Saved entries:
:::

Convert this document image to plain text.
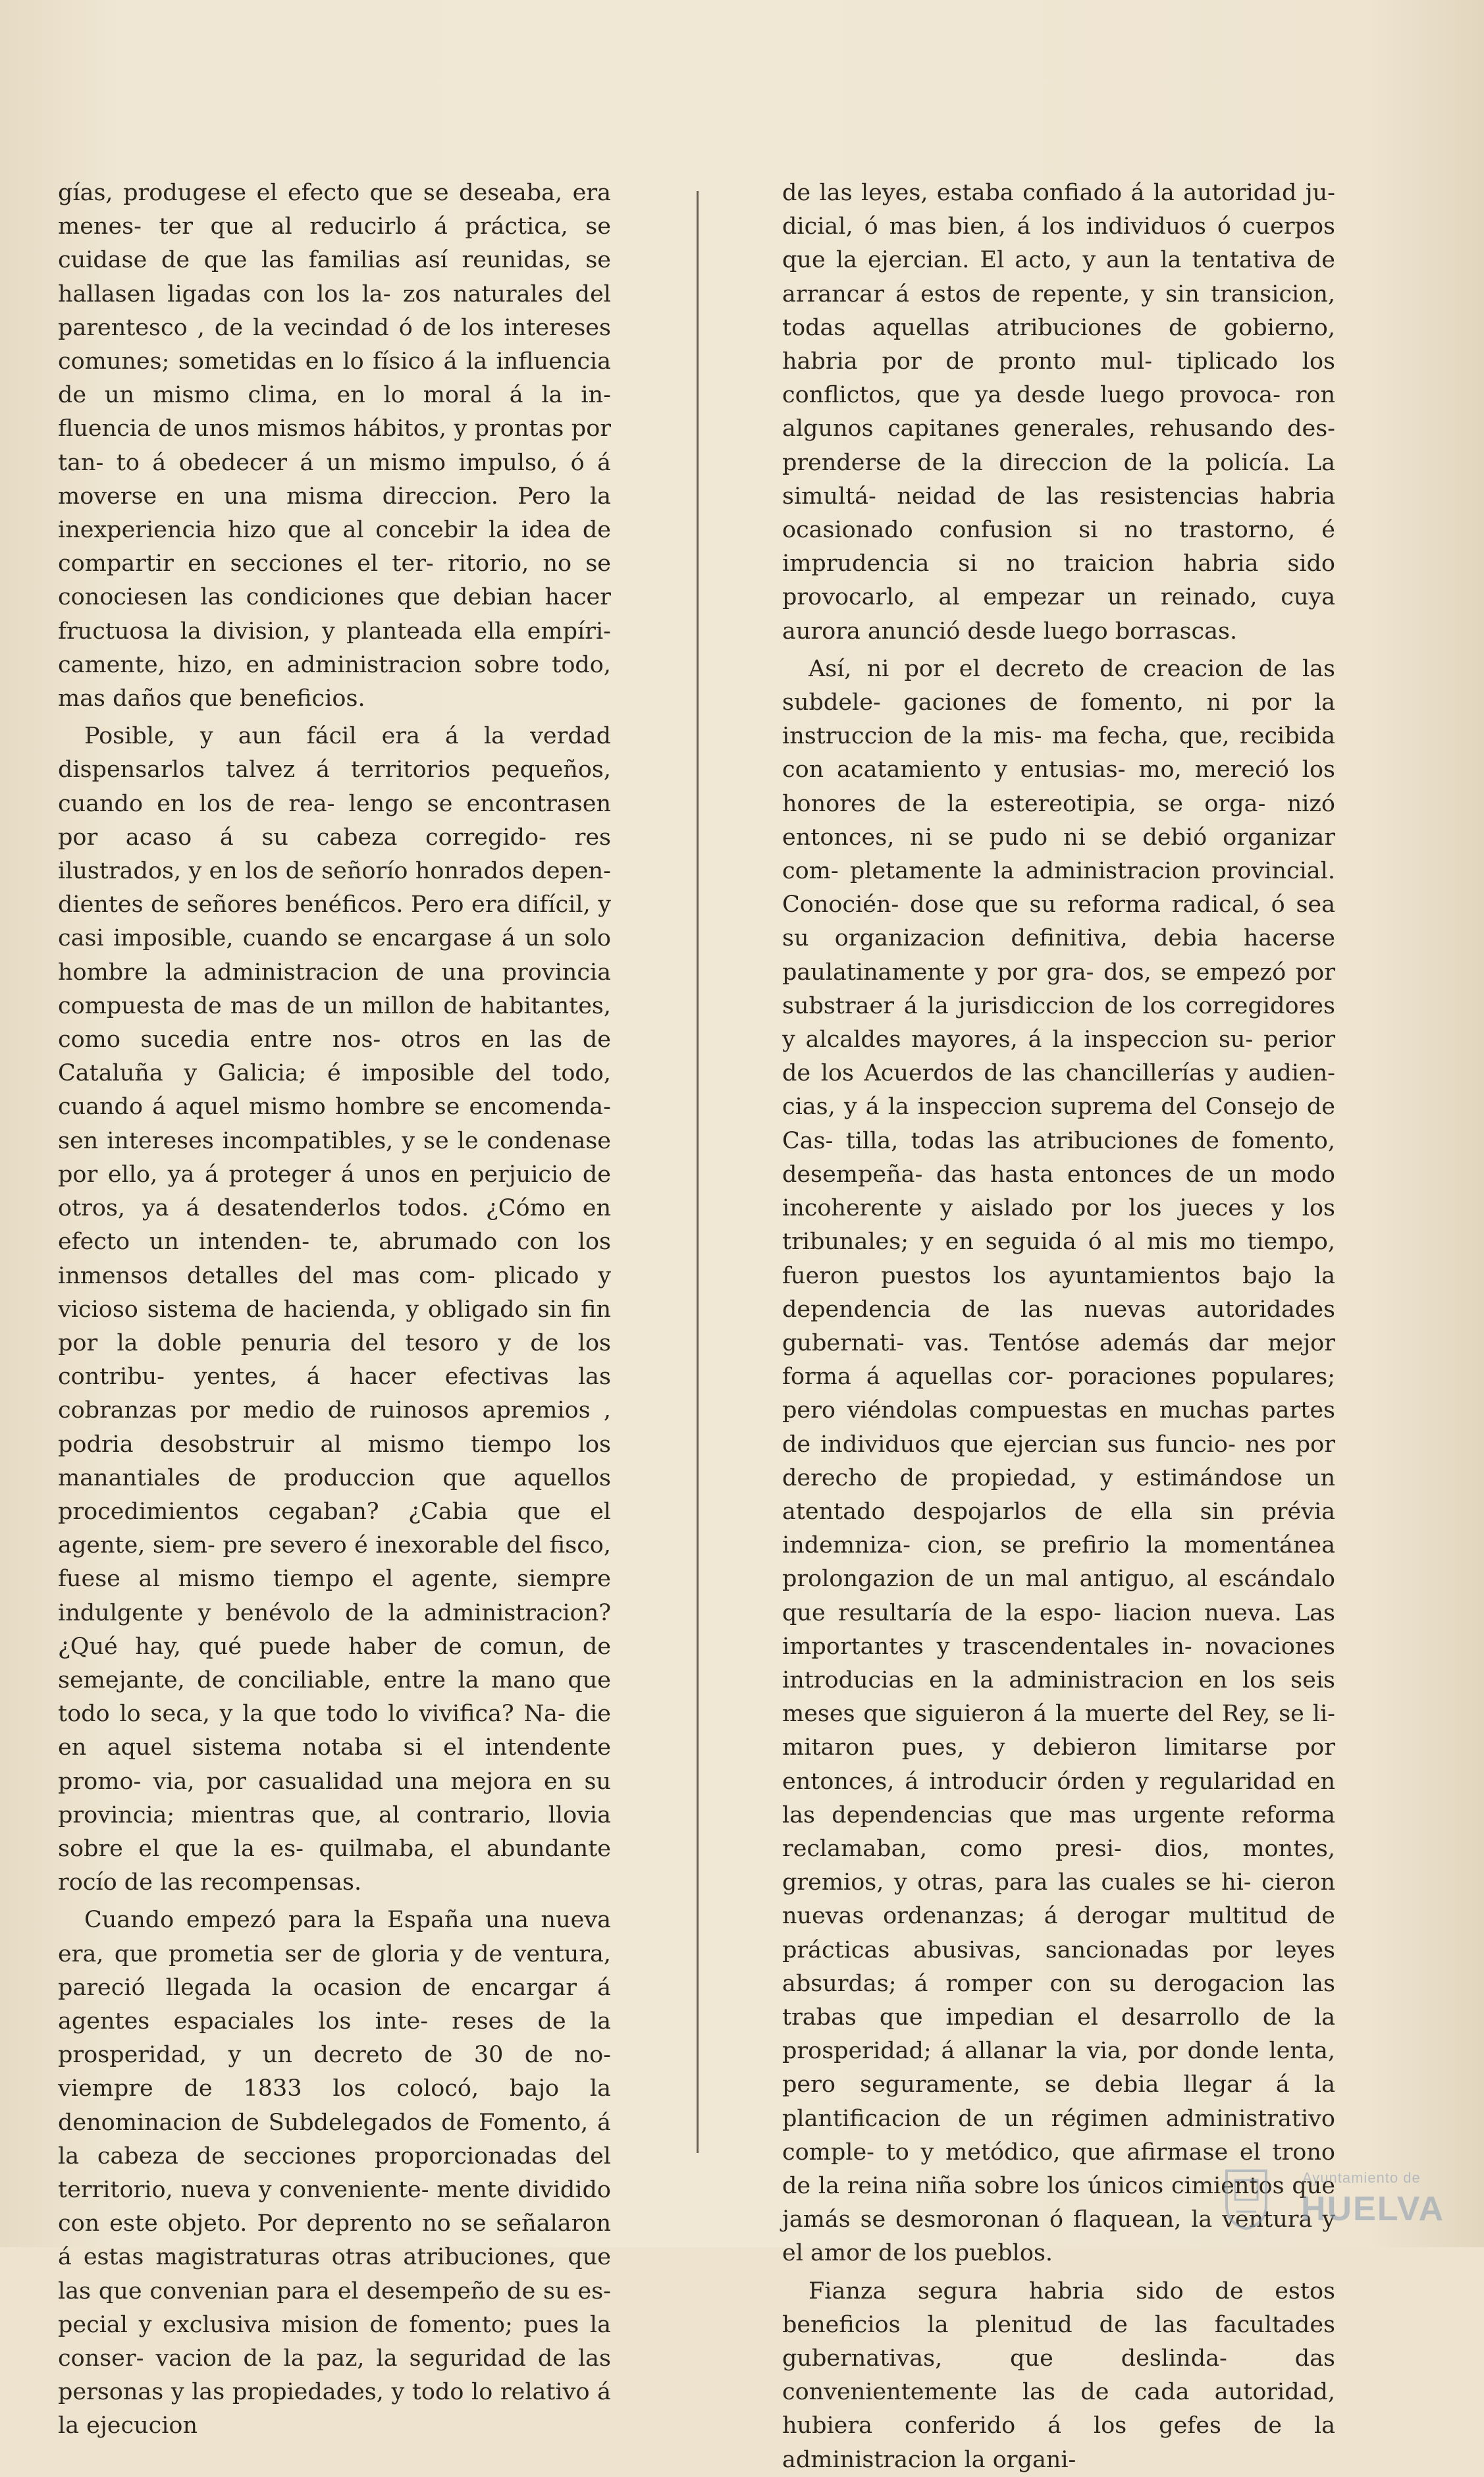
gías, produgese el efecto que se deseaba, era menes- ter que al reducirlo á práctica, se cuidase de que las familias así reunidas, se hallasen ligadas con los la- zos naturales del parentesco , de la vecindad ó de los intereses comunes; sometidas en lo físico á la influencia de un mismo clima, en lo moral á la in- fluencia de unos mismos hábitos, y prontas por tan- to á obedecer á un mismo impulso, ó á moverse en una misma direccion. Pero la inexperiencia hizo que al concebir la idea de compartir en secciones el ter- ritorio, no se conociesen las condiciones que debian hacer fructuosa la division, y planteada ella empíri- camente, hizo, en administracion sobre todo, mas daños que beneficios.

Posible, y aun fácil era á la verdad dispensarlos talvez á territorios pequeños, cuando en los de rea- lengo se encontrasen por acaso á su cabeza corregido- res ilustrados, y en los de señorío honrados depen- dientes de señores benéficos. Pero era difícil, y casi imposible, cuando se encargase á un solo hombre la administracion de una provincia compuesta de mas de un millon de habitantes, como sucedia entre nos- otros en las de Cataluña y Galicia; é imposible del todo, cuando á aquel mismo hombre se encomenda- sen intereses incompatibles, y se le condenase por ello, ya á proteger á unos en perjuicio de otros, ya á desatenderlos todos. ¿Cómo en efecto un intenden- te, abrumado con los inmensos detalles del mas com- plicado y vicioso sistema de hacienda, y obligado sin fin por la doble penuria del tesoro y de los contribu- yentes, á hacer efectivas las cobranzas por medio de ruinosos apremios , podria desobstruir al mismo tiempo los manantiales de produccion que aquellos procedimientos cegaban? ¿Cabia que el agente, siem- pre severo é inexorable del fisco, fuese al mismo tiempo el agente, siempre indulgente y benévolo de la administracion? ¿Qué hay, qué puede haber de comun, de semejante, de conciliable, entre la mano que todo lo seca, y la que todo lo vivifica? Na- die en aquel sistema notaba si el intendente promo- via, por casualidad una mejora en su provincia; mientras que, al contrario, llovia sobre el que la es- quilmaba, el abundante rocío de las recompensas.

Cuando empezó para la España una nueva era, que prometia ser de gloria y de ventura, pareció llegada la ocasion de encargar á agentes espaciales los inte- reses de la prosperidad, y un decreto de 30 de no- viempre de 1833 los colocó, bajo la denominacion de Subdelegados de Fomento, á la cabeza de secciones proporcionadas del territorio, nueva y conveniente- mente dividido con este objeto. Por deprento no se señalaron á estas magistraturas otras atribuciones, que las que convenian para el desempeño de su es- pecial y exclusiva mision de fomento; pues la conser- vacion de la paz, la seguridad de las personas y las propiedades, y todo lo relativo á la ejecucion

de las leyes, estaba confiado á la autoridad ju- dicial, ó mas bien, á los individuos ó cuerpos que la ejercian. El acto, y aun la tentativa de arrancar á estos de repente, y sin transicion, todas aquellas atribuciones de gobierno, habria por de pronto mul- tiplicado los conflictos, que ya desde luego provoca- ron algunos capitanes generales, rehusando des- prenderse de la direccion de la policía. La simultá- neidad de las resistencias habria ocasionado confusion si no trastorno, é imprudencia si no traicion habria sido provocarlo, al empezar un reinado, cuya aurora anunció desde luego borrascas.

Así, ni por el decreto de creacion de las subdele- gaciones de fomento, ni por la instruccion de la mis- ma fecha, que, recibida con acatamiento y entusias- mo, mereció los honores de la estereotipia, se orga- nizó entonces, ni se pudo ni se debió organizar com- pletamente la administracion provincial. Conocién- dose que su reforma radical, ó sea su organizacion definitiva, debia hacerse paulatinamente y por gra- dos, se empezó por substraer á la jurisdiccion de los corregidores y alcaldes mayores, á la inspeccion su- perior de los Acuerdos de las chancillerías y audien- cias, y á la inspeccion suprema del Consejo de Cas- tilla, todas las atribuciones de fomento, desempeña- das hasta entonces de un modo incoherente y aislado por los jueces y los tribunales; y en seguida ó al mis mo tiempo, fueron puestos los ayuntamientos bajo la dependencia de las nuevas autoridades gubernati- vas. Tentóse además dar mejor forma á aquellas cor- poraciones populares; pero viéndolas compuestas en muchas partes de individuos que ejercian sus funcio- nes por derecho de propiedad, y estimándose un atentado despojarlos de ella sin prévia indemniza- cion, se prefirio la momentánea prolongazion de un mal antiguo, al escándalo que resultaría de la espo- liacion nueva. Las importantes y trascendentales in- novaciones introducias en la administracion en los seis meses que siguieron á la muerte del Rey, se li- mitaron pues, y debieron limitarse por entonces, á introducir órden y regularidad en las dependencias que mas urgente reforma reclamaban, como presi- dios, montes, gremios, y otras, para las cuales se hi- cieron nuevas ordenanzas; á derogar multitud de prácticas abusivas, sancionadas por leyes absurdas; á romper con su derogacion las trabas que impedian el desarrollo de la prosperidad; á allanar la via, por donde lenta, pero seguramente, se debia llegar á la plantificacion de un régimen administrativo comple- to y metódico, que afirmase el trono de la reina niña sobre los únicos cimientos que jamás se desmoronan ó flaquean, la ventura y el amor de los pueblos.

Fianza segura habria sido de estos beneficios la plenitud de las facultades gubernativas, que deslinda- das convenientemente las de cada autoridad, hubiera conferido á los gefes de la administracion la organi-

Ayuntamiento de
HUELVA
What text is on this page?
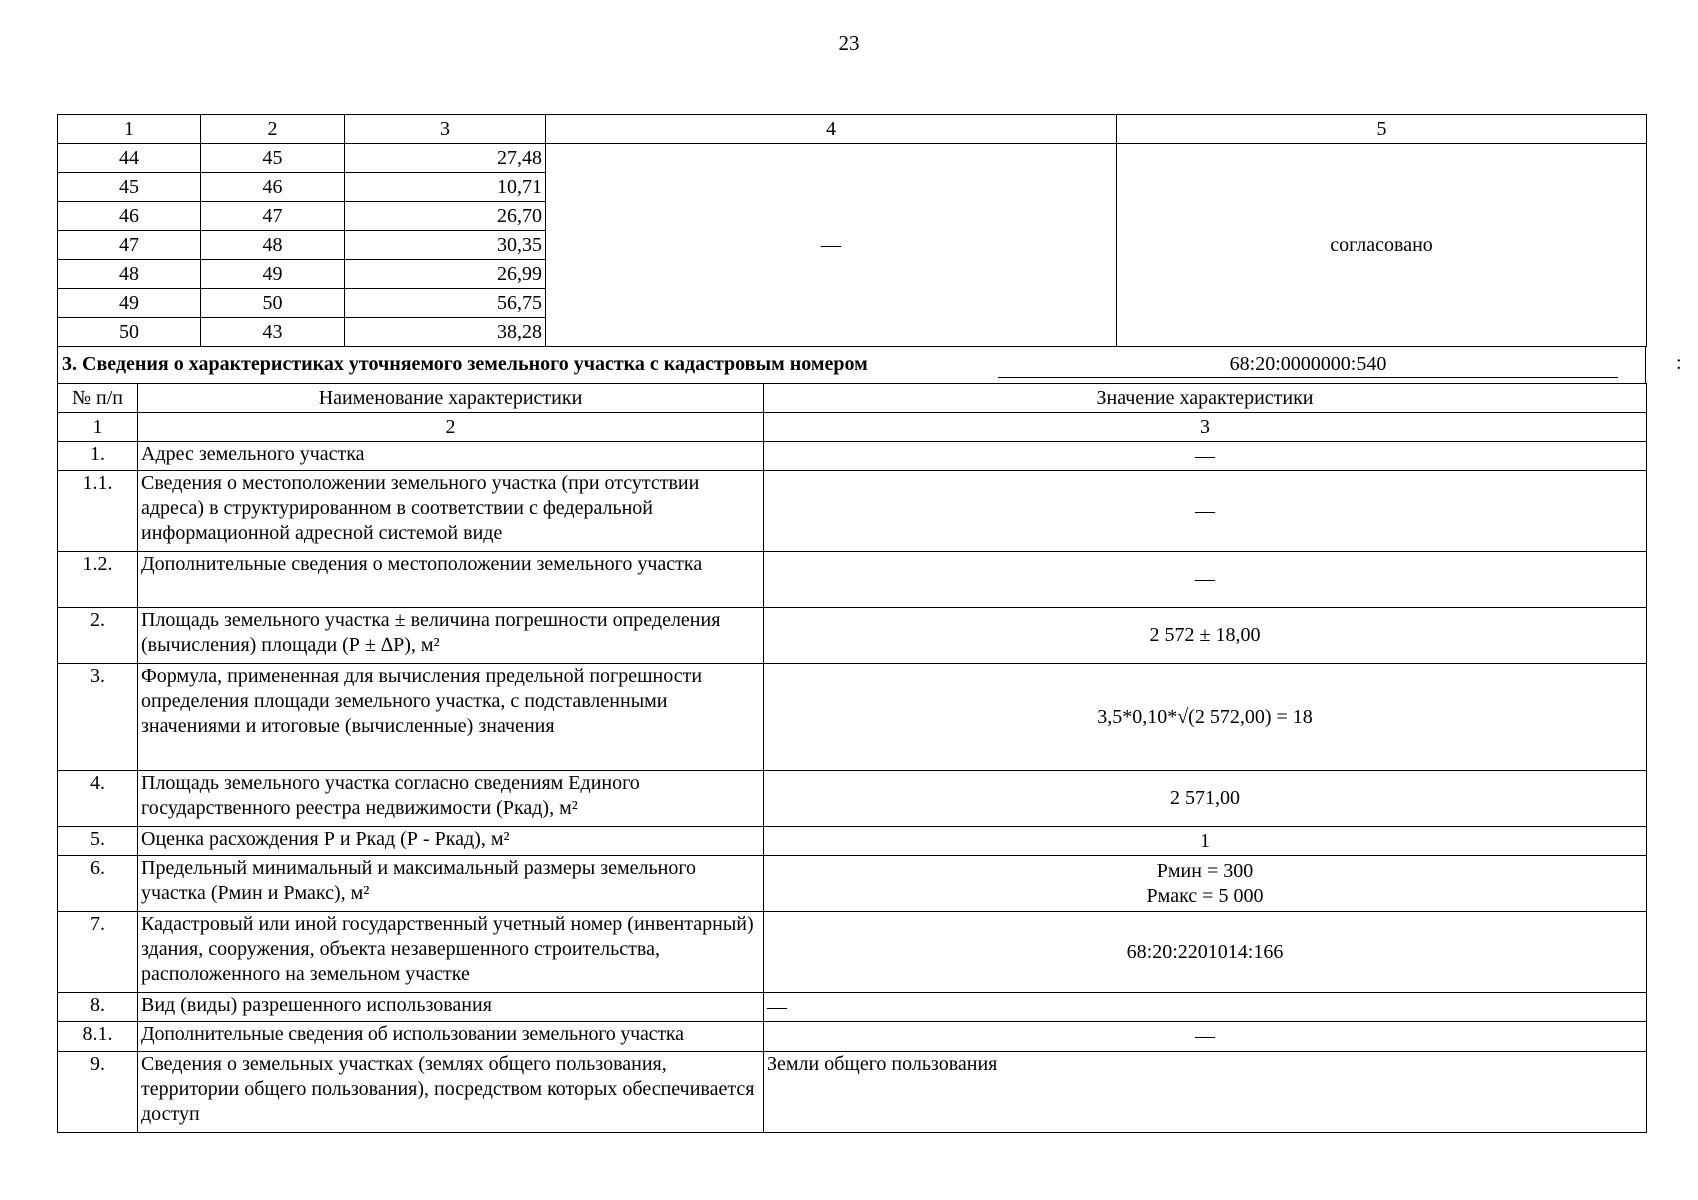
23
1	2	3	4	5
44	45	27,48	—	согласовано
45	46	10,71		
46	47	26,70		
47	48	30,35		
48	49	26,99		
49	50	56,75		
50	43	38,28		
3. Сведения о характеристиках уточняемого земельного участка с кадастровым номером	68:20:0000000:540	:
№ п/п	Наименование характеристики	Значение характеристики
1	2	3
1.	Адрес земельного участка	—
1.1.	Сведения о местоположении земельного участка (при отсутствии адреса) в структурированном в соответствии с федеральной информационной адресной системой виде	—
1.2.	Дополнительные сведения о местоположении земельного участка	—
2.	Площадь земельного участка ± величина погрешности определения (вычисления) площади (Р ± ∆Р), м²	2 572 ± 18,00
3.	Формула, примененная для вычисления предельной погрешности определения площади земельного участка, с подставленными значениями и итоговые (вычисленные) значения	3,5*0,10*√(2 572,00) = 18
4.	Площадь земельного участка согласно сведениям Единого государственного реестра недвижимости (Ркад), м²	2 571,00
5.	Оценка расхождения Р и Ркад (Р - Ркад), м²	1
6.	Предельный минимальный и максимальный размеры земельного участка (Рмин и Рмакс), м²	Рмин = 300
Рмакс = 5 000

7.	Кадастровый или иной государственный учетный номер (инвентарный) здания, сооружения, объекта незавершенного строительства, расположенного на земельном участке	68:20:2201014:166
8.	Вид (виды) разрешенного использования	—
8.1.	Дополнительные сведения об использовании земельного участка	—
9.	Сведения о земельных участках (землях общего пользования, территории общего пользования), посредством которых обеспечивается доступ	Земли общего пользования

:::

Task description:
Which lines above contain the word "Площадь"? Copy each of them.

Result for this exercise:
2.	Площадь земельного участка ± величина погрешности определения (вычисления) площади (Р ± ∆Р), м²	2 572 ± 18,00
4.	Площадь земельного участка согласно сведениям Единого государственного реестра недвижимости (Ркад), м²	2 571,00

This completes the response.